>> Begin Provided information

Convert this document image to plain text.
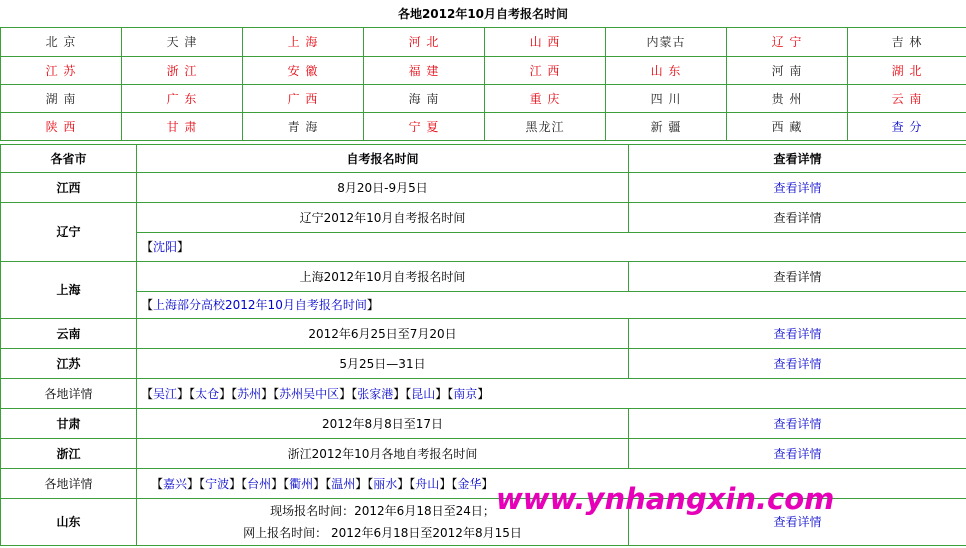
各地2012年10月自考报名时间
北 京	天 津	上 海	河 北	山 西	内蒙古	辽 宁	吉 林
江 苏	浙 江	安 徽	福 建	江 西	山 东	河 南	湖 北
湖 南	广 东	广 西	海 南	重 庆	四 川	贵 州	云 南
陕 西	甘 肃	青 海	宁 夏	黑龙江	新 疆	西 藏	查 分
各省市	自考报名时间	查看详情
江西	8月20日-9月5日	查看详情
辽宁	辽宁2012年10月自考报名时间	查看详情
	【沈阳】	
上海	上海2012年10月自考报名时间	查看详情
	【上海部分高校2012年10月自考报名时间】	
云南	2012年6月25日至7月20日	查看详情
江苏	5月25日—31日	查看详情
各地详情	【吴江】【太仓】【苏州】【苏州吴中区】【张家港】【昆山】【南京】	
甘肃	2012年8月8日至17日	查看详情
浙江	浙江2012年10月各地自考报名时间	查看详情
各地详情	【嘉兴】【宁波】【台州】【衢州】【温州】【丽水】【舟山】【金华】	
山东	现场报名时间：2012年6月18日至24日；
网上报名时间： 2012年6月18日至2012年8月15日	查看详情
www.ynhangxin.com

>> End Provided information

### Requirement
Among the lines of the material, find those that hold the word "查看详情" and copy them.

### Answer to this task
各省市	自考报名时间	查看详情
江西	8月20日-9月5日	查看详情
辽宁	辽宁2012年10月自考报名时间	查看详情
上海	上海2012年10月自考报名时间	查看详情
云南	2012年6月25日至7月20日	查看详情
江苏	5月25日—31日	查看详情
甘肃	2012年8月8日至17日	查看详情
浙江	浙江2012年10月各地自考报名时间	查看详情
网上报名时间： 2012年6月18日至2012年8月15日	查看详情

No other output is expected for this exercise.